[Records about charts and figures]
☆ ☆ ☆ ☆

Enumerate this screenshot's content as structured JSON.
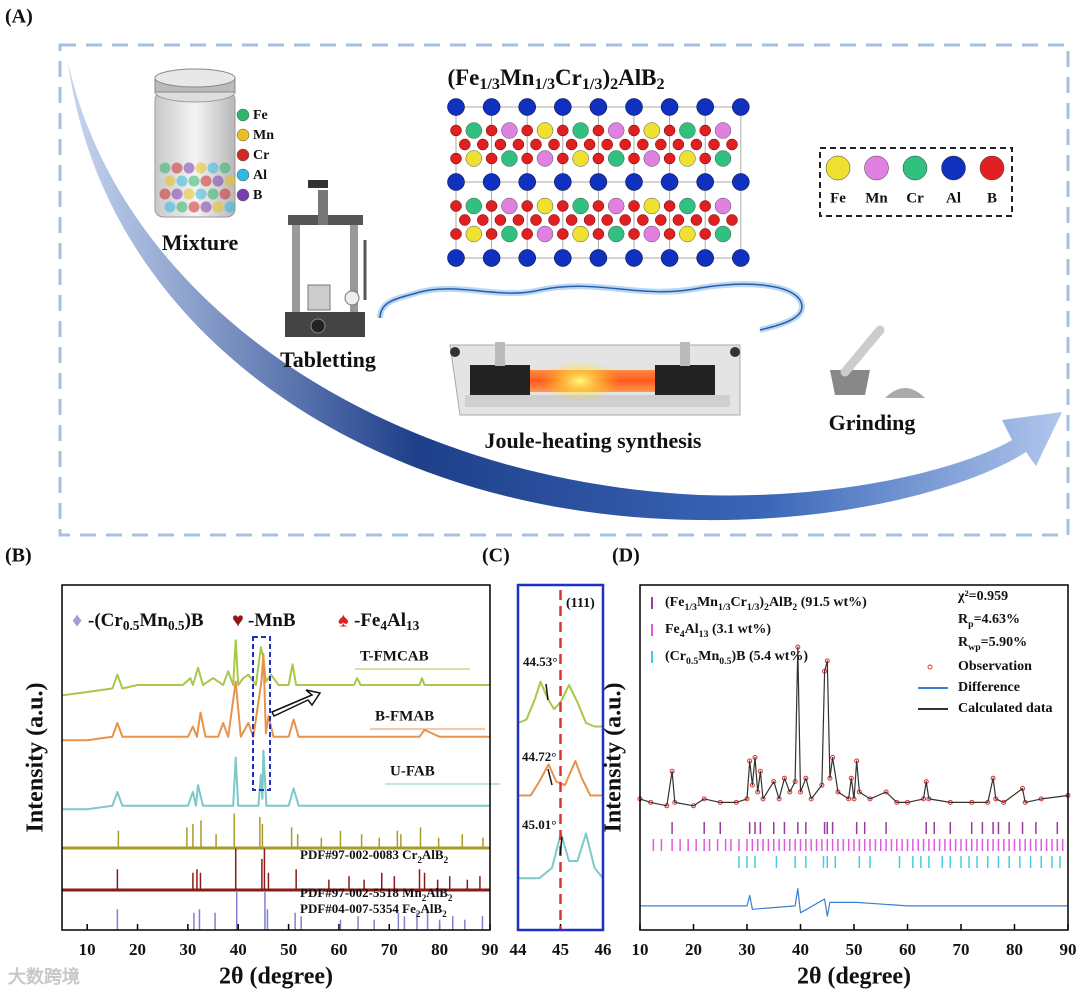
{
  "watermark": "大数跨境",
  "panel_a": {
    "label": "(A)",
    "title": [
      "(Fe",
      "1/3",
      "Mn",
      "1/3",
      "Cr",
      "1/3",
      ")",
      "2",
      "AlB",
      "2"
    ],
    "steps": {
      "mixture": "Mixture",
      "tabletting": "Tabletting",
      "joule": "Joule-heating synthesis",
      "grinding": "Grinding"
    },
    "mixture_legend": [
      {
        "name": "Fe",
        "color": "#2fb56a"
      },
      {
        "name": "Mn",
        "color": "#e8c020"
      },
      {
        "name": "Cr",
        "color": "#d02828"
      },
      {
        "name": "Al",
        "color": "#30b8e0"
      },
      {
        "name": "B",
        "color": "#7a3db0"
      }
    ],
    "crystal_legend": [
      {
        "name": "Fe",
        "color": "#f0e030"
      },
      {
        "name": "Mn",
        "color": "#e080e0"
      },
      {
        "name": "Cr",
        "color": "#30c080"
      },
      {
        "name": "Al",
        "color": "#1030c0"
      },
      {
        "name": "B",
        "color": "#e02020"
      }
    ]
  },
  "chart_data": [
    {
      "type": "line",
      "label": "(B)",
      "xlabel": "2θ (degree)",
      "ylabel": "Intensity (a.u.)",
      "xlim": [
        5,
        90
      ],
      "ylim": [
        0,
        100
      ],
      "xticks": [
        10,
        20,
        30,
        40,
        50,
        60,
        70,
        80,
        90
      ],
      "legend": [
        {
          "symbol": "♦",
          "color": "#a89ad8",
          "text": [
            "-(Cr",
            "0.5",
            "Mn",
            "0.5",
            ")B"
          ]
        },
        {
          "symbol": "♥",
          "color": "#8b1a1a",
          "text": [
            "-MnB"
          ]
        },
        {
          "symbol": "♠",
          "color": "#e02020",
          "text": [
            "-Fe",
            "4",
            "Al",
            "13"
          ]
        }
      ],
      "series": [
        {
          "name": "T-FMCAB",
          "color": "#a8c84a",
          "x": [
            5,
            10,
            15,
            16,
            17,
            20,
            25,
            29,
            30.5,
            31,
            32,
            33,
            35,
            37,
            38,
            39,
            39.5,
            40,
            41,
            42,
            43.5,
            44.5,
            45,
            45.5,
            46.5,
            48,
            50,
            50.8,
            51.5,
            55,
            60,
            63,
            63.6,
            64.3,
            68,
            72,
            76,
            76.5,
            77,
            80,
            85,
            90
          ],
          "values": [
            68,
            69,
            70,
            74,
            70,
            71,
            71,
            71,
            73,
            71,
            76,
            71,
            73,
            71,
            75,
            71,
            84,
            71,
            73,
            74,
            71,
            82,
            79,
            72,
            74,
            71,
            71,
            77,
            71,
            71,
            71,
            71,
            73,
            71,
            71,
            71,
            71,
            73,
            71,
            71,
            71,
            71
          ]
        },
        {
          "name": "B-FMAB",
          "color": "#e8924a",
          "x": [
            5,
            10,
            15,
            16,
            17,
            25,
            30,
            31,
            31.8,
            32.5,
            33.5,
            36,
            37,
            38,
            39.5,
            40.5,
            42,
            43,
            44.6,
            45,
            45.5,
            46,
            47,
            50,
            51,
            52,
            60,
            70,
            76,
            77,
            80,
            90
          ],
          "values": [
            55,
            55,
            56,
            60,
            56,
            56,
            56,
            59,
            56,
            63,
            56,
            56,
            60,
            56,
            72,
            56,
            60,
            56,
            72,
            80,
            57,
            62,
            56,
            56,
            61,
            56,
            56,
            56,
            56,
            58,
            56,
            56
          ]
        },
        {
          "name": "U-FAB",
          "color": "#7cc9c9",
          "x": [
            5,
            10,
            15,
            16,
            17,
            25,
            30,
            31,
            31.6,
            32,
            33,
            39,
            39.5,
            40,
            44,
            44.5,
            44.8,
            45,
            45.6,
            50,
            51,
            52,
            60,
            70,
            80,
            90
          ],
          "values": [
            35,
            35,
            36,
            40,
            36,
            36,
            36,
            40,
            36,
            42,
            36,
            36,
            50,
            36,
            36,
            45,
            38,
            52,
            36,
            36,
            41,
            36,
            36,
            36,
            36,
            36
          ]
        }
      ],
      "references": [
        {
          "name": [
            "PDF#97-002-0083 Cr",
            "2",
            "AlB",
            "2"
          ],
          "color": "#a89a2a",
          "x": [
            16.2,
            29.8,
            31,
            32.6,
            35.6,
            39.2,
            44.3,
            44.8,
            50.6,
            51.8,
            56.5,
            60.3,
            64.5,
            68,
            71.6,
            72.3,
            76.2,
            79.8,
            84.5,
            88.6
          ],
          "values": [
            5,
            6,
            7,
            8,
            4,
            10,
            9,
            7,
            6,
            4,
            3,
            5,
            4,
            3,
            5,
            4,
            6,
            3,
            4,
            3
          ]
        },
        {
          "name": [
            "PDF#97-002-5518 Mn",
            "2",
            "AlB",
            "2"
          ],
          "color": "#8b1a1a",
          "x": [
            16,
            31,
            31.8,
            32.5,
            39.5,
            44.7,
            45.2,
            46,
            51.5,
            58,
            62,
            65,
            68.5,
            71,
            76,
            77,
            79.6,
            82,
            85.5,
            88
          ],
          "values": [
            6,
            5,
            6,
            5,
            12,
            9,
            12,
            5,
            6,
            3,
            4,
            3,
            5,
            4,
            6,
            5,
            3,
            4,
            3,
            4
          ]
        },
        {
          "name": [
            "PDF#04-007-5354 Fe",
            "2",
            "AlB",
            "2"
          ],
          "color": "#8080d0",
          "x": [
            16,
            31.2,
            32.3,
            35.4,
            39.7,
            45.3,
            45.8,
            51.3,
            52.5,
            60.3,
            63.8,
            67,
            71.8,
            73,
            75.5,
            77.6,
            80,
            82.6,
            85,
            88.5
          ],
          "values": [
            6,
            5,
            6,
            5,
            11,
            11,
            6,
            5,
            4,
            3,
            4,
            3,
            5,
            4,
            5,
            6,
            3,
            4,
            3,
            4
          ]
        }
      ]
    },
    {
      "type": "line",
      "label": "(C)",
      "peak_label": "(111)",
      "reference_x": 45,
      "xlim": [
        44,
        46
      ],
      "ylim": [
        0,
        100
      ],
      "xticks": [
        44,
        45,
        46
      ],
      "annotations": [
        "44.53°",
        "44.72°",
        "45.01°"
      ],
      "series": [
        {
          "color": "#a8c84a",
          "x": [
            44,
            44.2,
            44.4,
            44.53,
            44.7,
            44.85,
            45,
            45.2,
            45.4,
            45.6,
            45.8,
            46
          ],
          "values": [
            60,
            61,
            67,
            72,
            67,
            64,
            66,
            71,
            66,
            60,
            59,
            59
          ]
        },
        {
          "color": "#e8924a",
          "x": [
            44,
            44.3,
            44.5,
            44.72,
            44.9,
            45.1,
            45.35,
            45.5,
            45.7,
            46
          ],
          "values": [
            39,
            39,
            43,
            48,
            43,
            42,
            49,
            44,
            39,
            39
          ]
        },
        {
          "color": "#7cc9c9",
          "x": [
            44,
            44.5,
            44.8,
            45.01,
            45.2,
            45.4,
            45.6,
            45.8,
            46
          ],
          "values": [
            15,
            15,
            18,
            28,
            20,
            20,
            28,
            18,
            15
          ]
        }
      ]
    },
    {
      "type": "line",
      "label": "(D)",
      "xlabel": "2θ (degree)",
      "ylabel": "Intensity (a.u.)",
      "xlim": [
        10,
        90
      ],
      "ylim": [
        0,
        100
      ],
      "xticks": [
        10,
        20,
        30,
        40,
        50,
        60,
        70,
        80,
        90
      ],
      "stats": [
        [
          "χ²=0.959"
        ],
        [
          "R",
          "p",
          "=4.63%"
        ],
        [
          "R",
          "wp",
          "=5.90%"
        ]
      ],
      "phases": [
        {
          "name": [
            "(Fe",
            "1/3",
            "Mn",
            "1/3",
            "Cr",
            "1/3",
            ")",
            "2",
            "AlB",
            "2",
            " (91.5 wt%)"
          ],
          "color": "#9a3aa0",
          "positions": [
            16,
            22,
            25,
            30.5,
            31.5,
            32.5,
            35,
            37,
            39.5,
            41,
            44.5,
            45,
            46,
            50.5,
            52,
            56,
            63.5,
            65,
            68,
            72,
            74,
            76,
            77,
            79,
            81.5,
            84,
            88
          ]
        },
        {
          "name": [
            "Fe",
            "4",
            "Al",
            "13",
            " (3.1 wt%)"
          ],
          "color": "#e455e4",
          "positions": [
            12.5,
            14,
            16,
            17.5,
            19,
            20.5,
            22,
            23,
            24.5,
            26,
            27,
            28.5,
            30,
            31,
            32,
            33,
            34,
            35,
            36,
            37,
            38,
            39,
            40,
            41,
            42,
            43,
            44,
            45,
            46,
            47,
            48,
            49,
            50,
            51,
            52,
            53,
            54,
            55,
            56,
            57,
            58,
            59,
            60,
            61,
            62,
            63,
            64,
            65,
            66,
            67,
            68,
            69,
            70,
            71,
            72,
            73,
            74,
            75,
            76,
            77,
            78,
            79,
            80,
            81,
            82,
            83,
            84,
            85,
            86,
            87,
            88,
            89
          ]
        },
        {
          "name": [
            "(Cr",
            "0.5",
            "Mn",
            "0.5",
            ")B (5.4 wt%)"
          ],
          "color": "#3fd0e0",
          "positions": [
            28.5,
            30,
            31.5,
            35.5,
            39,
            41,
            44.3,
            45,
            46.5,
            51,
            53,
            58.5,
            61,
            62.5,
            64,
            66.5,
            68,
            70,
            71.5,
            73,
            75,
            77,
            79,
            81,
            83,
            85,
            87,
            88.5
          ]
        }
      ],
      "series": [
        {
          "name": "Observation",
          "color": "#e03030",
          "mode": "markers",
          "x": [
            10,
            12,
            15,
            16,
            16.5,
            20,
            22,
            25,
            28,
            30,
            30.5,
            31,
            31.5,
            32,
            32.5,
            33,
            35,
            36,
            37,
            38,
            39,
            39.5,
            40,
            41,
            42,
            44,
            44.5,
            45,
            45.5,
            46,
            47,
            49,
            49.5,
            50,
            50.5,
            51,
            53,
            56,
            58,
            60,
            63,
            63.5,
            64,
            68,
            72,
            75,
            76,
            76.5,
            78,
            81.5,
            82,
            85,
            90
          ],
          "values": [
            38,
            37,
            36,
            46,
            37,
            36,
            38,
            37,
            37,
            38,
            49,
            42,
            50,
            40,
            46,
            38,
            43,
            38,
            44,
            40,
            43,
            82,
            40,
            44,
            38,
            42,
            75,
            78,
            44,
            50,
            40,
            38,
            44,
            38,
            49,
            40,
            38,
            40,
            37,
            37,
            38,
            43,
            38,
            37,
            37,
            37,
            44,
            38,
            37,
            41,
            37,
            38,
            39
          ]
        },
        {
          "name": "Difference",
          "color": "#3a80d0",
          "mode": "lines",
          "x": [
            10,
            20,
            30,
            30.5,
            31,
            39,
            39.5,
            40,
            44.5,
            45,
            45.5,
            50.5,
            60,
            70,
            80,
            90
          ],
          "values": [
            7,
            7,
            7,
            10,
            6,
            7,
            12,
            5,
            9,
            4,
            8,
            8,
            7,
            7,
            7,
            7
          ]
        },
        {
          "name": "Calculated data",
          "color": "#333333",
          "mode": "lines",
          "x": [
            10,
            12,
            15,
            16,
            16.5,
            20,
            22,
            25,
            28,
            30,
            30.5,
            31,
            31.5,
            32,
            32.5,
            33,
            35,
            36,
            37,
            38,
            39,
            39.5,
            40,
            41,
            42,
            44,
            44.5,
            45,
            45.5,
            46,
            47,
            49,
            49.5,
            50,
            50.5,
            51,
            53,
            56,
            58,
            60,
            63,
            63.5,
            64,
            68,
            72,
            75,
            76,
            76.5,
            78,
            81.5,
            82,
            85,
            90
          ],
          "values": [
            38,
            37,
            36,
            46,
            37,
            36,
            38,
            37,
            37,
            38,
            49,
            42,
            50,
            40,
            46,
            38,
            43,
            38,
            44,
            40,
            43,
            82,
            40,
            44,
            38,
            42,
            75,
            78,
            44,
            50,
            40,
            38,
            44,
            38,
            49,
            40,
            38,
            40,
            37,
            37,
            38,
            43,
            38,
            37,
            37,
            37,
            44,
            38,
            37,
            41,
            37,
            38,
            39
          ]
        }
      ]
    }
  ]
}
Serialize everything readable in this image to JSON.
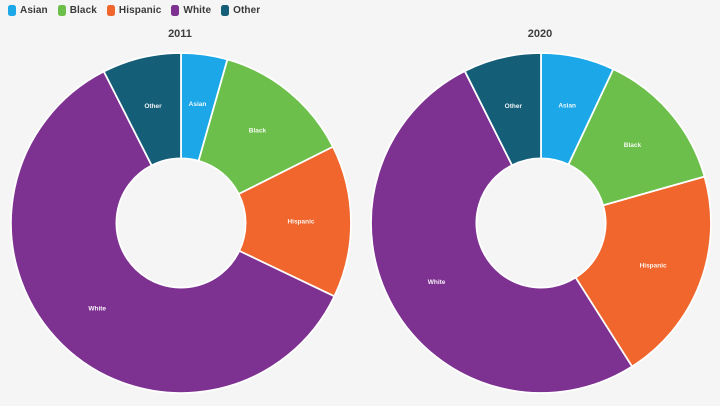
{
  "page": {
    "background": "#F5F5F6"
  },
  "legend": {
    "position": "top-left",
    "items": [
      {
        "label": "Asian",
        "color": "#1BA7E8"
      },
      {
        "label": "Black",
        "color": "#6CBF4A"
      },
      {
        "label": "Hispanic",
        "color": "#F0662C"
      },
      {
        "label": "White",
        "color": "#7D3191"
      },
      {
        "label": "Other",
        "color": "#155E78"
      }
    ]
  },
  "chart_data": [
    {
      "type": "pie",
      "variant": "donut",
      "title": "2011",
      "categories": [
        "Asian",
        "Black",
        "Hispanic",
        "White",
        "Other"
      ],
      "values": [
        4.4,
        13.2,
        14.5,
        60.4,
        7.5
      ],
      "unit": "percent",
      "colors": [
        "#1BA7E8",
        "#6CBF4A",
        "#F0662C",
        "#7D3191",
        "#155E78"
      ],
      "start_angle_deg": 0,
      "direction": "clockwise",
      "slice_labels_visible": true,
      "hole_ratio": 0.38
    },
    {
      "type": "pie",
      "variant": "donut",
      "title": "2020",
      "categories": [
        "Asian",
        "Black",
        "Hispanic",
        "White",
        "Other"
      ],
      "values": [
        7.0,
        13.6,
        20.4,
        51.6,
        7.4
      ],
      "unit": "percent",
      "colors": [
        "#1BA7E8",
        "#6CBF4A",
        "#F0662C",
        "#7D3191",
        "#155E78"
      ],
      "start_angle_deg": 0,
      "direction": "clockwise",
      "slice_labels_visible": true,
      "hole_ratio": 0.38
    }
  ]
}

☆ ☆ ☆ ☆

- TASK BRIEF -
Write out exactly the lines beginning with the line that holds "Serialize everything readable" and ending with the final line of the data, both ends included, without the pictures.

- RESULT -
Serialize everything readable in this image to JSON.
{
  "page": {
    "background": "#F5F5F6"
  },
  "legend": {
    "position": "top-left",
    "items": [
      {
        "label": "Asian",
        "color": "#1BA7E8"
      },
      {
        "label": "Black",
        "color": "#6CBF4A"
      },
      {
        "label": "Hispanic",
        "color": "#F0662C"
      },
      {
        "label": "White",
        "color": "#7D3191"
      },
      {
        "label": "Other",
        "color": "#155E78"
      }
    ]
  },
  "chart_data": [
    {
      "type": "pie",
      "variant": "donut",
      "title": "2011",
      "categories": [
        "Asian",
        "Black",
        "Hispanic",
        "White",
        "Other"
      ],
      "values": [
        4.4,
        13.2,
        14.5,
        60.4,
        7.5
      ],
      "unit": "percent",
      "colors": [
        "#1BA7E8",
        "#6CBF4A",
        "#F0662C",
        "#7D3191",
        "#155E78"
      ],
      "start_angle_deg": 0,
      "direction": "clockwise",
      "slice_labels_visible": true,
      "hole_ratio": 0.38
    },
    {
      "type": "pie",
      "variant": "donut",
      "title": "2020",
      "categories": [
        "Asian",
        "Black",
        "Hispanic",
        "White",
        "Other"
      ],
      "values": [
        7.0,
        13.6,
        20.4,
        51.6,
        7.4
      ],
      "unit": "percent",
      "colors": [
        "#1BA7E8",
        "#6CBF4A",
        "#F0662C",
        "#7D3191",
        "#155E78"
      ],
      "start_angle_deg": 0,
      "direction": "clockwise",
      "slice_labels_visible": true,
      "hole_ratio": 0.38
    }
  ]
}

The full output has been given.